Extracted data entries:
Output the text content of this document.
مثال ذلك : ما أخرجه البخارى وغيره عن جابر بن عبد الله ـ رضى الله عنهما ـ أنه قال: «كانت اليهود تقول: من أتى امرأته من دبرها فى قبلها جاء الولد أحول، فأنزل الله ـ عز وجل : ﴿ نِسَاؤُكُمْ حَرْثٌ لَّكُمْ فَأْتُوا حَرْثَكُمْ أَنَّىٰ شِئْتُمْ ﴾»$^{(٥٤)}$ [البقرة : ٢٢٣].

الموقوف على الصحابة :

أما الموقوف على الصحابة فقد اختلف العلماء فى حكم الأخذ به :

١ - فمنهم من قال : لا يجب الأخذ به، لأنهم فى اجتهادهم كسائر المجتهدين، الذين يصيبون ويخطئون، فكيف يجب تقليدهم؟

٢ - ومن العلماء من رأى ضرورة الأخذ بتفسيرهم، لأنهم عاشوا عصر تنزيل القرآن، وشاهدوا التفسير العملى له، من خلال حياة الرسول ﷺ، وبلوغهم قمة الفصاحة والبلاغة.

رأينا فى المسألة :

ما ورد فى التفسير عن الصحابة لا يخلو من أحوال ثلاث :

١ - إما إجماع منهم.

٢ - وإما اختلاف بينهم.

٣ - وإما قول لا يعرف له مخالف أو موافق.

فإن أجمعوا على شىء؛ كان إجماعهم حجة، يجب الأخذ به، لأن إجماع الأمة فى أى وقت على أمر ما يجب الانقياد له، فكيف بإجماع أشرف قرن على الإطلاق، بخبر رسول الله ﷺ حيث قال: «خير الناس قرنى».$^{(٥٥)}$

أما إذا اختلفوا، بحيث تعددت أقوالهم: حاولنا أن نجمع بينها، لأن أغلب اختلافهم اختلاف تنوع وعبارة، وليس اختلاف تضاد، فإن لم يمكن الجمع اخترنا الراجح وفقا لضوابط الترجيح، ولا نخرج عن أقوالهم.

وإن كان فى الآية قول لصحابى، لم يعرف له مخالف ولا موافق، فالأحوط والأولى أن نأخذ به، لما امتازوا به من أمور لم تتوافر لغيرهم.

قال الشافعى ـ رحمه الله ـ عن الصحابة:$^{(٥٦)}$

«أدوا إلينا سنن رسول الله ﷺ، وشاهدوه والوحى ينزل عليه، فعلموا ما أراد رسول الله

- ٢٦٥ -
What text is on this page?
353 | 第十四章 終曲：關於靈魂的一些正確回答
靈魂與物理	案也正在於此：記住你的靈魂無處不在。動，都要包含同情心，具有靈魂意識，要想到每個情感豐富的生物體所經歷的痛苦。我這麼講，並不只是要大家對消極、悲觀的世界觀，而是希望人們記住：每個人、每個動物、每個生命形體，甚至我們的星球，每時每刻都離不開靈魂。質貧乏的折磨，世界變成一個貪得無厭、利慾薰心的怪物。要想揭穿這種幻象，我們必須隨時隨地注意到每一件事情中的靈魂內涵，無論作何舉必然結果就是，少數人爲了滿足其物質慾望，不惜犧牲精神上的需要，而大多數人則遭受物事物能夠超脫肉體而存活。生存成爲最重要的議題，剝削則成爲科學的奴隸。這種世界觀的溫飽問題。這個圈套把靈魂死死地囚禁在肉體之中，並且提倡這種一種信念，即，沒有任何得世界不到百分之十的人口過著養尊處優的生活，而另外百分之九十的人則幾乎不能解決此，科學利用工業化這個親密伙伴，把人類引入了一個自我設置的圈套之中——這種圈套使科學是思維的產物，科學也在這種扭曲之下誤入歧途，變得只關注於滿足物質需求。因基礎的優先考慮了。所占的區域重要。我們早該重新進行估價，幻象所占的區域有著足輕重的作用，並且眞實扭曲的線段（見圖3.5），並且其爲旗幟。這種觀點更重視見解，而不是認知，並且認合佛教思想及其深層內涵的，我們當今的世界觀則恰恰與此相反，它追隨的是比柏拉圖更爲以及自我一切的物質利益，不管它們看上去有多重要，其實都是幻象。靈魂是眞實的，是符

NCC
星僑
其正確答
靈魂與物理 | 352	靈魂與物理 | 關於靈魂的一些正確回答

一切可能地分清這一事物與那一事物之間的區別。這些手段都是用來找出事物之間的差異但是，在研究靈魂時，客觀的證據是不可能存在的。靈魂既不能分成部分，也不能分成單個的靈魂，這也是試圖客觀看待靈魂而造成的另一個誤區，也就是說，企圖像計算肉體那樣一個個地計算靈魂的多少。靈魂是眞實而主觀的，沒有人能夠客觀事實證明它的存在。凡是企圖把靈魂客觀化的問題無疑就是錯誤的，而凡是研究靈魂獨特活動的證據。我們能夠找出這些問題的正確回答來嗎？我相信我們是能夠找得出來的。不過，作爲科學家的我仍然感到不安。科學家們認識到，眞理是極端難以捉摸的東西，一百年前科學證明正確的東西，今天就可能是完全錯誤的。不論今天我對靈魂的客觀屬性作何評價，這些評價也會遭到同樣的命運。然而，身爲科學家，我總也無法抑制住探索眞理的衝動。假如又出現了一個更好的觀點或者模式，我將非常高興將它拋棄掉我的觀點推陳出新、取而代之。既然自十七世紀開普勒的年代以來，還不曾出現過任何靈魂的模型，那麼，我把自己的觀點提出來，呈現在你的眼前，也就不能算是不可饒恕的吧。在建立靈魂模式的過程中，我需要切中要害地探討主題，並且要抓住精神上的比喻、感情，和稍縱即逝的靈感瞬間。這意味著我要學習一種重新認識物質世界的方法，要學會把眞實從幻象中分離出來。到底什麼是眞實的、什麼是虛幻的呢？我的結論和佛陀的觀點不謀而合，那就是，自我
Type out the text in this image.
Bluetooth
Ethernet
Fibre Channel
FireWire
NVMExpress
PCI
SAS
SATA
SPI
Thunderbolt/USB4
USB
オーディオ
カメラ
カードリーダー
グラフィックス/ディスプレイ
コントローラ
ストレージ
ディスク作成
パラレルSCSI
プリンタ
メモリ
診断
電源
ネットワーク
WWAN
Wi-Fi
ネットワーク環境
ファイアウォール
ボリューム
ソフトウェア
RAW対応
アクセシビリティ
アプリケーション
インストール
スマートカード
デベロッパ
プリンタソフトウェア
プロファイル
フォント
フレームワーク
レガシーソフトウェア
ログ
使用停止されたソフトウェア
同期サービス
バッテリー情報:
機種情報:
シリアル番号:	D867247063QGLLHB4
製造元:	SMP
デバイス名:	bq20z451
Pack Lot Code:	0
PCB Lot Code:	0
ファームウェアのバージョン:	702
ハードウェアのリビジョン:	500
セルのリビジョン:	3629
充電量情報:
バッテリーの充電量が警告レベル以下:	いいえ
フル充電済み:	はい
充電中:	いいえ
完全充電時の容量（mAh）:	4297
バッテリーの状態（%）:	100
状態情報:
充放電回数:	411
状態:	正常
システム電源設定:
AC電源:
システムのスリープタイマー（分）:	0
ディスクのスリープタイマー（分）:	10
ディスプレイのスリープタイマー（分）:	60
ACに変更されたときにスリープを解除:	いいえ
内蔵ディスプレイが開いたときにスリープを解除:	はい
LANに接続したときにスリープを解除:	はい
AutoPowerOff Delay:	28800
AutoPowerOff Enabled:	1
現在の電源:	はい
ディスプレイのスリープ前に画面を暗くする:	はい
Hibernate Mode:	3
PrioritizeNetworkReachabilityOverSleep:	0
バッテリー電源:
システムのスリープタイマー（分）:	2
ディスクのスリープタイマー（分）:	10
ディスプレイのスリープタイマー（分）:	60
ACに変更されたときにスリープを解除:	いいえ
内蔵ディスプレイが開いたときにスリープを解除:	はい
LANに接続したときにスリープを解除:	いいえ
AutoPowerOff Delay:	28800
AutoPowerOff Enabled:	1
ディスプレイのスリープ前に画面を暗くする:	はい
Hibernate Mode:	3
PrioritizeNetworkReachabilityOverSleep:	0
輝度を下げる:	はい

### TASK TO CARRY OUT
Note every line above where the string "العلماء" shows up, and copy those lines.

### WORKED ANSWER
أما الموقوف على الصحابة فقد اختلف العلماء فى حكم الأخذ به :
٢ - ومن العلماء من رأى ضرورة الأخذ بتفسيرهم، لأنهم عاشوا عصر تنزيل القرآن، وشاهدوا التفسير العملى له، من خلال حياة الرسول ﷺ، وبلوغهم قمة الفصاحة والبلاغة.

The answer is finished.